> [Task brief] Make an exact copy of all the data.

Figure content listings
--- BEGIN ---

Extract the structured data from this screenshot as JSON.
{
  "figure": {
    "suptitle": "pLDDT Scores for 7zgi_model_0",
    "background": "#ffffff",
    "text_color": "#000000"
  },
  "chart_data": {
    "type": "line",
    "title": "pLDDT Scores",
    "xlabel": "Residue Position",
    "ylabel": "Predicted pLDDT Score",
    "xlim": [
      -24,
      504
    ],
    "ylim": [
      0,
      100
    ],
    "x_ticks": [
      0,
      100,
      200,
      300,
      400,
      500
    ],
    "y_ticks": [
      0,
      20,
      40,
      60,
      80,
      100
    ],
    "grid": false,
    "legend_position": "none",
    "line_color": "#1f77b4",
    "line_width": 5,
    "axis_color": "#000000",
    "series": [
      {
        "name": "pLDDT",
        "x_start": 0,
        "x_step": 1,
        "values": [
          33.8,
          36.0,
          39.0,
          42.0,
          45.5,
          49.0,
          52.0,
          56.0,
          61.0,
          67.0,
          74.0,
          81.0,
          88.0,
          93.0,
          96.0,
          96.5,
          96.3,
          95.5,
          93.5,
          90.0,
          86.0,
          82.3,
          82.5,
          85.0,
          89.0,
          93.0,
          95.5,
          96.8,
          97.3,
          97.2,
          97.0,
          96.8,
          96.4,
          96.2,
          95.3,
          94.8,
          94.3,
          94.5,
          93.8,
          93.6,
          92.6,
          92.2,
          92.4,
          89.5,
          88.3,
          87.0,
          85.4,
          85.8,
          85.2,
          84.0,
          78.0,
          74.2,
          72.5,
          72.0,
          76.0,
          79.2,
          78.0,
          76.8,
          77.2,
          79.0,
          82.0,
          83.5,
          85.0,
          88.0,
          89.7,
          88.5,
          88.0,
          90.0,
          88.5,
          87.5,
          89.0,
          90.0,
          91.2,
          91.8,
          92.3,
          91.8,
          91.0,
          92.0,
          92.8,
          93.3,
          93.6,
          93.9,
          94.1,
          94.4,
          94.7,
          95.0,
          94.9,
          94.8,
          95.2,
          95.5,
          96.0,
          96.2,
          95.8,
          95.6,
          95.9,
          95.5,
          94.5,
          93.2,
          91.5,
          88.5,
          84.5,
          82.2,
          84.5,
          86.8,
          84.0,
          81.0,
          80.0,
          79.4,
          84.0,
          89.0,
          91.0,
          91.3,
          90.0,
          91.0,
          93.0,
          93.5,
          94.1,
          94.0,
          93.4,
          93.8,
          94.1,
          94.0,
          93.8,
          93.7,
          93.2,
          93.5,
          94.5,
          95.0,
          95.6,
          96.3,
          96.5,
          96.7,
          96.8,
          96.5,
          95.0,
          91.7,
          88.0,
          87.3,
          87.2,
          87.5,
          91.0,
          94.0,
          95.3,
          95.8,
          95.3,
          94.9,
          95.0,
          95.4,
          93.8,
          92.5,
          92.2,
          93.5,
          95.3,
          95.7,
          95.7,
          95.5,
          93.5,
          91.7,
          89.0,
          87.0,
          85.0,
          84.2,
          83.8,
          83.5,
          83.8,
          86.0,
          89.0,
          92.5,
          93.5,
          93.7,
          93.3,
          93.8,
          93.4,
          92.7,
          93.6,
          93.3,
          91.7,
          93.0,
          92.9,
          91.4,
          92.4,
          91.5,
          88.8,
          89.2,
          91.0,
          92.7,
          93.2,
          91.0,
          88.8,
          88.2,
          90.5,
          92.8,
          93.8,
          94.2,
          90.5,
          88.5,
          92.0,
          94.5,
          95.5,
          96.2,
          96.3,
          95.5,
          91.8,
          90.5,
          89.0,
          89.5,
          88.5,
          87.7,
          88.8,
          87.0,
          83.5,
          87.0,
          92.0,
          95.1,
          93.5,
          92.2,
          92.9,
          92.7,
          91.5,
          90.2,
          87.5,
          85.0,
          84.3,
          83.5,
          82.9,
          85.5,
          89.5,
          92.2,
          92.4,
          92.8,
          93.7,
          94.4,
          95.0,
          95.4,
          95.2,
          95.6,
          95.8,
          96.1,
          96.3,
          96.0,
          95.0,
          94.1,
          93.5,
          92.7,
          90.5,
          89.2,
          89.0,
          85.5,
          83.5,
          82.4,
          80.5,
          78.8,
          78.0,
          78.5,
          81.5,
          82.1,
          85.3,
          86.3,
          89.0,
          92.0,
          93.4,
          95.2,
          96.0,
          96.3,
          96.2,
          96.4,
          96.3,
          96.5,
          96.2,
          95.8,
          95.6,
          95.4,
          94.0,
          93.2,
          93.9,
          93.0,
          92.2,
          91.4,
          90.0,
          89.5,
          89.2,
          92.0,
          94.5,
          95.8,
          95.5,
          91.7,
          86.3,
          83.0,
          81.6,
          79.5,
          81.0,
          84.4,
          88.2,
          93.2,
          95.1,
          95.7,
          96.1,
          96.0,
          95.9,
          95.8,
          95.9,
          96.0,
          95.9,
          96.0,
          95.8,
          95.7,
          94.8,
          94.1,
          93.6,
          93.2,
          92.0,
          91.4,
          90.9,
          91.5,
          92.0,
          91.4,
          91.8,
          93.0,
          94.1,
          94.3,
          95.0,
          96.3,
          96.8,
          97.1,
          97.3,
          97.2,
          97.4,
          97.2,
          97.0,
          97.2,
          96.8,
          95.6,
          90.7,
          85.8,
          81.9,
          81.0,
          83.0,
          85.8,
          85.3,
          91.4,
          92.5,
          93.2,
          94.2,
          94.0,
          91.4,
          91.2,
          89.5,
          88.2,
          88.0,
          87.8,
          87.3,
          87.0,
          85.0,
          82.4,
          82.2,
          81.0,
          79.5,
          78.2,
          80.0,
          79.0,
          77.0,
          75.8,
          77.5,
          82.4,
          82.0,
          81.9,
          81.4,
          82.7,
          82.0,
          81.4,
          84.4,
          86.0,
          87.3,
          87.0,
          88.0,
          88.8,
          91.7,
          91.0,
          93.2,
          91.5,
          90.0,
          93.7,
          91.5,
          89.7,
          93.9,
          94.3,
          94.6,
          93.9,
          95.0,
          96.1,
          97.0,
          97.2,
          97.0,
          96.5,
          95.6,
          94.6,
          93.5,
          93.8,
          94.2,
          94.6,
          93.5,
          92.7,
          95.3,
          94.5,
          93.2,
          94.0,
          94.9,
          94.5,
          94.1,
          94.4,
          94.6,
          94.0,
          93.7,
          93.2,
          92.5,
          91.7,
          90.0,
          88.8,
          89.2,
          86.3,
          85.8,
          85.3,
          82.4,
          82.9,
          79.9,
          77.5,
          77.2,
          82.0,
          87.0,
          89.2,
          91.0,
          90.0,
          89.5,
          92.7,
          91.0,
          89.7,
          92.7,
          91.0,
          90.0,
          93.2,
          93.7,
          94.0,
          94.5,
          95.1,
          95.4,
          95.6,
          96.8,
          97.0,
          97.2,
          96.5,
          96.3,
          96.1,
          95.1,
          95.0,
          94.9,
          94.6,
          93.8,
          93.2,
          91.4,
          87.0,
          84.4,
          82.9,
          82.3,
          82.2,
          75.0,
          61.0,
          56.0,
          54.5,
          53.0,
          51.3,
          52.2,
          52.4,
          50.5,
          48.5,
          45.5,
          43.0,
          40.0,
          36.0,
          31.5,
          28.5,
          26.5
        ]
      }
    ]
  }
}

--- END ---

> [Response]
Extract the structured data from this screenshot as JSON.
{
  "figure": {
    "suptitle": "pLDDT Scores for 7zgi_model_0",
    "background": "#ffffff",
    "text_color": "#000000"
  },
  "chart_data": {
    "type": "line",
    "title": "pLDDT Scores",
    "xlabel": "Residue Position",
    "ylabel": "Predicted pLDDT Score",
    "xlim": [
      -24,
      504
    ],
    "ylim": [
      0,
      100
    ],
    "x_ticks": [
      0,
      100,
      200,
      300,
      400,
      500
    ],
    "y_ticks": [
      0,
      20,
      40,
      60,
      80,
      100
    ],
    "grid": false,
    "legend_position": "none",
    "line_color": "#1f77b4",
    "line_width": 5,
    "axis_color": "#000000",
    "series": [
      {
        "name": "pLDDT",
        "x_start": 0,
        "x_step": 1,
        "values": [
          33.8,
          36.0,
          39.0,
          42.0,
          45.5,
          49.0,
          52.0,
          56.0,
          61.0,
          67.0,
          74.0,
          81.0,
          88.0,
          93.0,
          96.0,
          96.5,
          96.3,
          95.5,
          93.5,
          90.0,
          86.0,
          82.3,
          82.5,
          85.0,
          89.0,
          93.0,
          95.5,
          96.8,
          97.3,
          97.2,
          97.0,
          96.8,
          96.4,
          96.2,
          95.3,
          94.8,
          94.3,
          94.5,
          93.8,
          93.6,
          92.6,
          92.2,
          92.4,
          89.5,
          88.3,
          87.0,
          85.4,
          85.8,
          85.2,
          84.0,
          78.0,
          74.2,
          72.5,
          72.0,
          76.0,
          79.2,
          78.0,
          76.8,
          77.2,
          79.0,
          82.0,
          83.5,
          85.0,
          88.0,
          89.7,
          88.5,
          88.0,
          90.0,
          88.5,
          87.5,
          89.0,
          90.0,
          91.2,
          91.8,
          92.3,
          91.8,
          91.0,
          92.0,
          92.8,
          93.3,
          93.6,
          93.9,
          94.1,
          94.4,
          94.7,
          95.0,
          94.9,
          94.8,
          95.2,
          95.5,
          96.0,
          96.2,
          95.8,
          95.6,
          95.9,
          95.5,
          94.5,
          93.2,
          91.5,
          88.5,
          84.5,
          82.2,
          84.5,
          86.8,
          84.0,
          81.0,
          80.0,
          79.4,
          84.0,
          89.0,
          91.0,
          91.3,
          90.0,
          91.0,
          93.0,
          93.5,
          94.1,
          94.0,
          93.4,
          93.8,
          94.1,
          94.0,
          93.8,
          93.7,
          93.2,
          93.5,
          94.5,
          95.0,
          95.6,
          96.3,
          96.5,
          96.7,
          96.8,
          96.5,
          95.0,
          91.7,
          88.0,
          87.3,
          87.2,
          87.5,
          91.0,
          94.0,
          95.3,
          95.8,
          95.3,
          94.9,
          95.0,
          95.4,
          93.8,
          92.5,
          92.2,
          93.5,
          95.3,
          95.7,
          95.7,
          95.5,
          93.5,
          91.7,
          89.0,
          87.0,
          85.0,
          84.2,
          83.8,
          83.5,
          83.8,
          86.0,
          89.0,
          92.5,
          93.5,
          93.7,
          93.3,
          93.8,
          93.4,
          92.7,
          93.6,
          93.3,
          91.7,
          93.0,
          92.9,
          91.4,
          92.4,
          91.5,
          88.8,
          89.2,
          91.0,
          92.7,
          93.2,
          91.0,
          88.8,
          88.2,
          90.5,
          92.8,
          93.8,
          94.2,
          90.5,
          88.5,
          92.0,
          94.5,
          95.5,
          96.2,
          96.3,
          95.5,
          91.8,
          90.5,
          89.0,
          89.5,
          88.5,
          87.7,
          88.8,
          87.0,
          83.5,
          87.0,
          92.0,
          95.1,
          93.5,
          92.2,
          92.9,
          92.7,
          91.5,
          90.2,
          87.5,
          85.0,
          84.3,
          83.5,
          82.9,
          85.5,
          89.5,
          92.2,
          92.4,
          92.8,
          93.7,
          94.4,
          95.0,
          95.4,
          95.2,
          95.6,
          95.8,
          96.1,
          96.3,
          96.0,
          95.0,
          94.1,
          93.5,
          92.7,
          90.5,
          89.2,
          89.0,
          85.5,
          83.5,
          82.4,
          80.5,
          78.8,
          78.0,
          78.5,
          81.5,
          82.1,
          85.3,
          86.3,
          89.0,
          92.0,
          93.4,
          95.2,
          96.0,
          96.3,
          96.2,
          96.4,
          96.3,
          96.5,
          96.2,
          95.8,
          95.6,
          95.4,
          94.0,
          93.2,
          93.9,
          93.0,
          92.2,
          91.4,
          90.0,
          89.5,
          89.2,
          92.0,
          94.5,
          95.8,
          95.5,
          91.7,
          86.3,
          83.0,
          81.6,
          79.5,
          81.0,
          84.4,
          88.2,
          93.2,
          95.1,
          95.7,
          96.1,
          96.0,
          95.9,
          95.8,
          95.9,
          96.0,
          95.9,
          96.0,
          95.8,
          95.7,
          94.8,
          94.1,
          93.6,
          93.2,
          92.0,
          91.4,
          90.9,
          91.5,
          92.0,
          91.4,
          91.8,
          93.0,
          94.1,
          94.3,
          95.0,
          96.3,
          96.8,
          97.1,
          97.3,
          97.2,
          97.4,
          97.2,
          97.0,
          97.2,
          96.8,
          95.6,
          90.7,
          85.8,
          81.9,
          81.0,
          83.0,
          85.8,
          85.3,
          91.4,
          92.5,
          93.2,
          94.2,
          94.0,
          91.4,
          91.2,
          89.5,
          88.2,
          88.0,
          87.8,
          87.3,
          87.0,
          85.0,
          82.4,
          82.2,
          81.0,
          79.5,
          78.2,
          80.0,
          79.0,
          77.0,
          75.8,
          77.5,
          82.4,
          82.0,
          81.9,
          81.4,
          82.7,
          82.0,
          81.4,
          84.4,
          86.0,
          87.3,
          87.0,
          88.0,
          88.8,
          91.7,
          91.0,
          93.2,
          91.5,
          90.0,
          93.7,
          91.5,
          89.7,
          93.9,
          94.3,
          94.6,
          93.9,
          95.0,
          96.1,
          97.0,
          97.2,
          97.0,
          96.5,
          95.6,
          94.6,
          93.5,
          93.8,
          94.2,
          94.6,
          93.5,
          92.7,
          95.3,
          94.5,
          93.2,
          94.0,
          94.9,
          94.5,
          94.1,
          94.4,
          94.6,
          94.0,
          93.7,
          93.2,
          92.5,
          91.7,
          90.0,
          88.8,
          89.2,
          86.3,
          85.8,
          85.3,
          82.4,
          82.9,
          79.9,
          77.5,
          77.2,
          82.0,
          87.0,
          89.2,
          91.0,
          90.0,
          89.5,
          92.7,
          91.0,
          89.7,
          92.7,
          91.0,
          90.0,
          93.2,
          93.7,
          94.0,
          94.5,
          95.1,
          95.4,
          95.6,
          96.8,
          97.0,
          97.2,
          96.5,
          96.3,
          96.1,
          95.1,
          95.0,
          94.9,
          94.6,
          93.8,
          93.2,
          91.4,
          87.0,
          84.4,
          82.9,
          82.3,
          82.2,
          75.0,
          61.0,
          56.0,
          54.5,
          53.0,
          51.3,
          52.2,
          52.4,
          50.5,
          48.5,
          45.5,
          43.0,
          40.0,
          36.0,
          31.5,
          28.5,
          26.5
        ]
      }
    ]
  }
}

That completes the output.